Do any lines in the data below contain "color"? If so, copy every one of them.

[Dataset rows]
######

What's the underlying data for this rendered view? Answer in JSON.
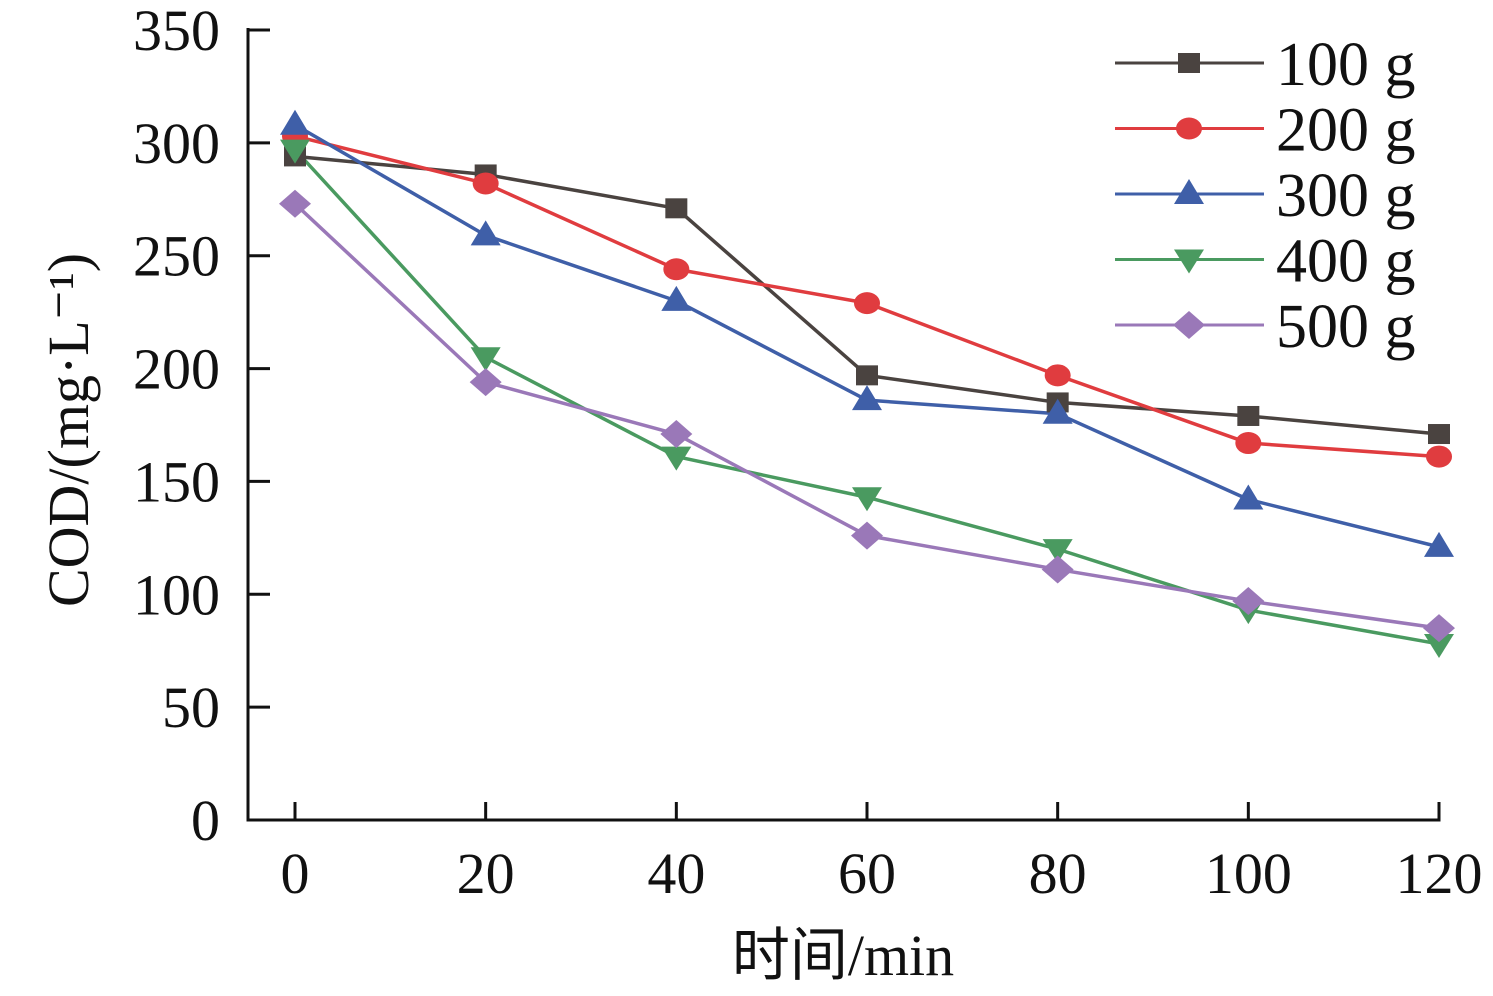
{
  "chart_data": {
    "type": "line",
    "title": "",
    "xlabel": "时间/min",
    "ylabel": "COD/(mg·L⁻¹)",
    "x": [
      0,
      20,
      40,
      60,
      80,
      100,
      120
    ],
    "xticks": [
      0,
      20,
      40,
      60,
      80,
      100,
      120
    ],
    "yticks": [
      0,
      50,
      100,
      150,
      200,
      250,
      300,
      350
    ],
    "xlim": [
      -8,
      122
    ],
    "ylim": [
      0,
      350
    ],
    "grid": false,
    "legend_position": "top-right",
    "series": [
      {
        "name": "100 g",
        "marker": "square",
        "color": "#4a4340",
        "values": [
          294,
          286,
          271,
          197,
          185,
          179,
          171
        ]
      },
      {
        "name": "200 g",
        "marker": "circle",
        "color": "#e03c3f",
        "values": [
          303,
          282,
          244,
          229,
          197,
          167,
          161
        ]
      },
      {
        "name": "300 g",
        "marker": "triangle-up",
        "color": "#3f5fa8",
        "values": [
          308,
          259,
          230,
          186,
          180,
          142,
          121
        ]
      },
      {
        "name": "400 g",
        "marker": "triangle-down",
        "color": "#4a9a60",
        "values": [
          297,
          205,
          161,
          143,
          120,
          93,
          78
        ]
      },
      {
        "name": "500 g",
        "marker": "diamond",
        "color": "#9a78b8",
        "values": [
          273,
          194,
          171,
          126,
          111,
          97,
          85
        ]
      }
    ]
  }
}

######

**The answer:**
        "color": "#4a4340",
        "color": "#e03c3f",
        "color": "#3f5fa8",
        "color": "#4a9a60",
        "color": "#9a78b8",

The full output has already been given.